#### Input records
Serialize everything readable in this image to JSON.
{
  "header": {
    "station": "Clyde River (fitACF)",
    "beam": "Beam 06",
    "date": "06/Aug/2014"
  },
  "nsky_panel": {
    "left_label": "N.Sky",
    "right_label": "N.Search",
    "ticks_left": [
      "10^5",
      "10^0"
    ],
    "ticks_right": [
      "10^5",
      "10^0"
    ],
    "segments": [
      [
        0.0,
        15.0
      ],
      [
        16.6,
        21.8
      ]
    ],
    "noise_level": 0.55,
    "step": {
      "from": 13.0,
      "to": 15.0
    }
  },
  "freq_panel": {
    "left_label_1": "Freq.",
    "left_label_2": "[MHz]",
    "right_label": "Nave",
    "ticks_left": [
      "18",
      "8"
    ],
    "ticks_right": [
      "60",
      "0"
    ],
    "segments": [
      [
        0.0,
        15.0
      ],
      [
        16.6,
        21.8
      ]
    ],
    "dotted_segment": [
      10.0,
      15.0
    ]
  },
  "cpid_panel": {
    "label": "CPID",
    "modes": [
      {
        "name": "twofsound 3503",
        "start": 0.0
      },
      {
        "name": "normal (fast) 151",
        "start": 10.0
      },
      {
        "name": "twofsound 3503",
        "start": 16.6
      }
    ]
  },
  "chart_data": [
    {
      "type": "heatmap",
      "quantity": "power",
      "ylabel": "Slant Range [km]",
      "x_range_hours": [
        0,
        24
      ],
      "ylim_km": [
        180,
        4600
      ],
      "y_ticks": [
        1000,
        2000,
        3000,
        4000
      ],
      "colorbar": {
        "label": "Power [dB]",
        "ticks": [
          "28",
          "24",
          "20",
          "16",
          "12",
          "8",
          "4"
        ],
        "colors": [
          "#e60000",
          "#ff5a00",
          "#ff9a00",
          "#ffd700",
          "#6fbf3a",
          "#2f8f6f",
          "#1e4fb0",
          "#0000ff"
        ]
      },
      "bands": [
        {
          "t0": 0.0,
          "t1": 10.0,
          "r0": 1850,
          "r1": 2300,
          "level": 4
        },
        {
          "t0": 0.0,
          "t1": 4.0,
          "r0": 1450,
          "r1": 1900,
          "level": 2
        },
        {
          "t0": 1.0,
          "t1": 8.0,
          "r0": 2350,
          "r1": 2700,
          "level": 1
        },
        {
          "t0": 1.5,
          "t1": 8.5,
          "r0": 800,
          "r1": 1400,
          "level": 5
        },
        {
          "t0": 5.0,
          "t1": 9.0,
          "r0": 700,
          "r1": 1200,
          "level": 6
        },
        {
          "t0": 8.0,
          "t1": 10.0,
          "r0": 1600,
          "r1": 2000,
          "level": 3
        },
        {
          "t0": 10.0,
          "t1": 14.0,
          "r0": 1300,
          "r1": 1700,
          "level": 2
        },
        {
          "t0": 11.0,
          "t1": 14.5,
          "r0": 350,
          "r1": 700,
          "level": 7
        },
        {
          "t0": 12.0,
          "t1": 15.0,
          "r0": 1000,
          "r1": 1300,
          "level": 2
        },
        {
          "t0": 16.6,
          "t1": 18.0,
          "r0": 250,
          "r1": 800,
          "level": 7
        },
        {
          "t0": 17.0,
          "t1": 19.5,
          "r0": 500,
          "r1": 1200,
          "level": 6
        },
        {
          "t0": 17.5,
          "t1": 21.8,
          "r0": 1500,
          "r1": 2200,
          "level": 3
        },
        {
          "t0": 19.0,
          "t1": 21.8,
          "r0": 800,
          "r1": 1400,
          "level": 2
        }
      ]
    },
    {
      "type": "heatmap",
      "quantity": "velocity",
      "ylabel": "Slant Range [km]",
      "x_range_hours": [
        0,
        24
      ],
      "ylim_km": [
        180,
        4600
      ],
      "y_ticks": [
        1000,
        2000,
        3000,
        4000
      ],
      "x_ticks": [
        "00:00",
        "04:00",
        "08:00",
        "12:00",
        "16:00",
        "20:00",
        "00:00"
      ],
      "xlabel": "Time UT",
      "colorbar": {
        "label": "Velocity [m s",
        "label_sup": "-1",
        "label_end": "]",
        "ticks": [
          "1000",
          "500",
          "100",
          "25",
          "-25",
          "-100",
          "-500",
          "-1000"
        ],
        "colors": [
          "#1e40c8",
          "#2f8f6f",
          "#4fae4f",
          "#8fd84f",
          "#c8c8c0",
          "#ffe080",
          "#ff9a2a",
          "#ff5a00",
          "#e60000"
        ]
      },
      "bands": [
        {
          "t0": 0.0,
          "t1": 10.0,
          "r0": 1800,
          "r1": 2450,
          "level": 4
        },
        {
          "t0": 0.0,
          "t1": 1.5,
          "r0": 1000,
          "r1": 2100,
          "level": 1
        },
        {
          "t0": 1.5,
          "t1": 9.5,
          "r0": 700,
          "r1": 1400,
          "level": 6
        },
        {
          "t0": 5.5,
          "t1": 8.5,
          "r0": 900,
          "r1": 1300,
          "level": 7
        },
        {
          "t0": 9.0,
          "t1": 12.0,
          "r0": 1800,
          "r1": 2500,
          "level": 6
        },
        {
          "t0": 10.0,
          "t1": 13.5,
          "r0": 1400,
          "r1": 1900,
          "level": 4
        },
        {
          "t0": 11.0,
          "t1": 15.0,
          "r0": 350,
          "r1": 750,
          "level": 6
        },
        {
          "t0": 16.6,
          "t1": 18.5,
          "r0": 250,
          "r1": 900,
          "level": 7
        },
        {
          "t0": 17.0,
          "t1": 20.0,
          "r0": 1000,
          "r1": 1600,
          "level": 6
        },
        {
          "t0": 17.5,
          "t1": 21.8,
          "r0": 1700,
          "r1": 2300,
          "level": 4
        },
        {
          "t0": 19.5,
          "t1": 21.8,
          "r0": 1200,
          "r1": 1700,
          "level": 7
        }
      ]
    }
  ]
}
########
Exercise prompt — Please give back all of the records exactly as written.

Full solution —
Serialize everything readable in this image to JSON.
{
  "header": {
    "station": "Clyde River (fitACF)",
    "beam": "Beam 06",
    "date": "06/Aug/2014"
  },
  "nsky_panel": {
    "left_label": "N.Sky",
    "right_label": "N.Search",
    "ticks_left": [
      "10^5",
      "10^0"
    ],
    "ticks_right": [
      "10^5",
      "10^0"
    ],
    "segments": [
      [
        0.0,
        15.0
      ],
      [
        16.6,
        21.8
      ]
    ],
    "noise_level": 0.55,
    "step": {
      "from": 13.0,
      "to": 15.0
    }
  },
  "freq_panel": {
    "left_label_1": "Freq.",
    "left_label_2": "[MHz]",
    "right_label": "Nave",
    "ticks_left": [
      "18",
      "8"
    ],
    "ticks_right": [
      "60",
      "0"
    ],
    "segments": [
      [
        0.0,
        15.0
      ],
      [
        16.6,
        21.8
      ]
    ],
    "dotted_segment": [
      10.0,
      15.0
    ]
  },
  "cpid_panel": {
    "label": "CPID",
    "modes": [
      {
        "name": "twofsound 3503",
        "start": 0.0
      },
      {
        "name": "normal (fast) 151",
        "start": 10.0
      },
      {
        "name": "twofsound 3503",
        "start": 16.6
      }
    ]
  },
  "chart_data": [
    {
      "type": "heatmap",
      "quantity": "power",
      "ylabel": "Slant Range [km]",
      "x_range_hours": [
        0,
        24
      ],
      "ylim_km": [
        180,
        4600
      ],
      "y_ticks": [
        1000,
        2000,
        3000,
        4000
      ],
      "colorbar": {
        "label": "Power [dB]",
        "ticks": [
          "28",
          "24",
          "20",
          "16",
          "12",
          "8",
          "4"
        ],
        "colors": [
          "#e60000",
          "#ff5a00",
          "#ff9a00",
          "#ffd700",
          "#6fbf3a",
          "#2f8f6f",
          "#1e4fb0",
          "#0000ff"
        ]
      },
      "bands": [
        {
          "t0": 0.0,
          "t1": 10.0,
          "r0": 1850,
          "r1": 2300,
          "level": 4
        },
        {
          "t0": 0.0,
          "t1": 4.0,
          "r0": 1450,
          "r1": 1900,
          "level": 2
        },
        {
          "t0": 1.0,
          "t1": 8.0,
          "r0": 2350,
          "r1": 2700,
          "level": 1
        },
        {
          "t0": 1.5,
          "t1": 8.5,
          "r0": 800,
          "r1": 1400,
          "level": 5
        },
        {
          "t0": 5.0,
          "t1": 9.0,
          "r0": 700,
          "r1": 1200,
          "level": 6
        },
        {
          "t0": 8.0,
          "t1": 10.0,
          "r0": 1600,
          "r1": 2000,
          "level": 3
        },
        {
          "t0": 10.0,
          "t1": 14.0,
          "r0": 1300,
          "r1": 1700,
          "level": 2
        },
        {
          "t0": 11.0,
          "t1": 14.5,
          "r0": 350,
          "r1": 700,
          "level": 7
        },
        {
          "t0": 12.0,
          "t1": 15.0,
          "r0": 1000,
          "r1": 1300,
          "level": 2
        },
        {
          "t0": 16.6,
          "t1": 18.0,
          "r0": 250,
          "r1": 800,
          "level": 7
        },
        {
          "t0": 17.0,
          "t1": 19.5,
          "r0": 500,
          "r1": 1200,
          "level": 6
        },
        {
          "t0": 17.5,
          "t1": 21.8,
          "r0": 1500,
          "r1": 2200,
          "level": 3
        },
        {
          "t0": 19.0,
          "t1": 21.8,
          "r0": 800,
          "r1": 1400,
          "level": 2
        }
      ]
    },
    {
      "type": "heatmap",
      "quantity": "velocity",
      "ylabel": "Slant Range [km]",
      "x_range_hours": [
        0,
        24
      ],
      "ylim_km": [
        180,
        4600
      ],
      "y_ticks": [
        1000,
        2000,
        3000,
        4000
      ],
      "x_ticks": [
        "00:00",
        "04:00",
        "08:00",
        "12:00",
        "16:00",
        "20:00",
        "00:00"
      ],
      "xlabel": "Time UT",
      "colorbar": {
        "label": "Velocity [m s",
        "label_sup": "-1",
        "label_end": "]",
        "ticks": [
          "1000",
          "500",
          "100",
          "25",
          "-25",
          "-100",
          "-500",
          "-1000"
        ],
        "colors": [
          "#1e40c8",
          "#2f8f6f",
          "#4fae4f",
          "#8fd84f",
          "#c8c8c0",
          "#ffe080",
          "#ff9a2a",
          "#ff5a00",
          "#e60000"
        ]
      },
      "bands": [
        {
          "t0": 0.0,
          "t1": 10.0,
          "r0": 1800,
          "r1": 2450,
          "level": 4
        },
        {
          "t0": 0.0,
          "t1": 1.5,
          "r0": 1000,
          "r1": 2100,
          "level": 1
        },
        {
          "t0": 1.5,
          "t1": 9.5,
          "r0": 700,
          "r1": 1400,
          "level": 6
        },
        {
          "t0": 5.5,
          "t1": 8.5,
          "r0": 900,
          "r1": 1300,
          "level": 7
        },
        {
          "t0": 9.0,
          "t1": 12.0,
          "r0": 1800,
          "r1": 2500,
          "level": 6
        },
        {
          "t0": 10.0,
          "t1": 13.5,
          "r0": 1400,
          "r1": 1900,
          "level": 4
        },
        {
          "t0": 11.0,
          "t1": 15.0,
          "r0": 350,
          "r1": 750,
          "level": 6
        },
        {
          "t0": 16.6,
          "t1": 18.5,
          "r0": 250,
          "r1": 900,
          "level": 7
        },
        {
          "t0": 17.0,
          "t1": 20.0,
          "r0": 1000,
          "r1": 1600,
          "level": 6
        },
        {
          "t0": 17.5,
          "t1": 21.8,
          "r0": 1700,
          "r1": 2300,
          "level": 4
        },
        {
          "t0": 19.5,
          "t1": 21.8,
          "r0": 1200,
          "r1": 1700,
          "level": 7
        }
      ]
    }
  ]
}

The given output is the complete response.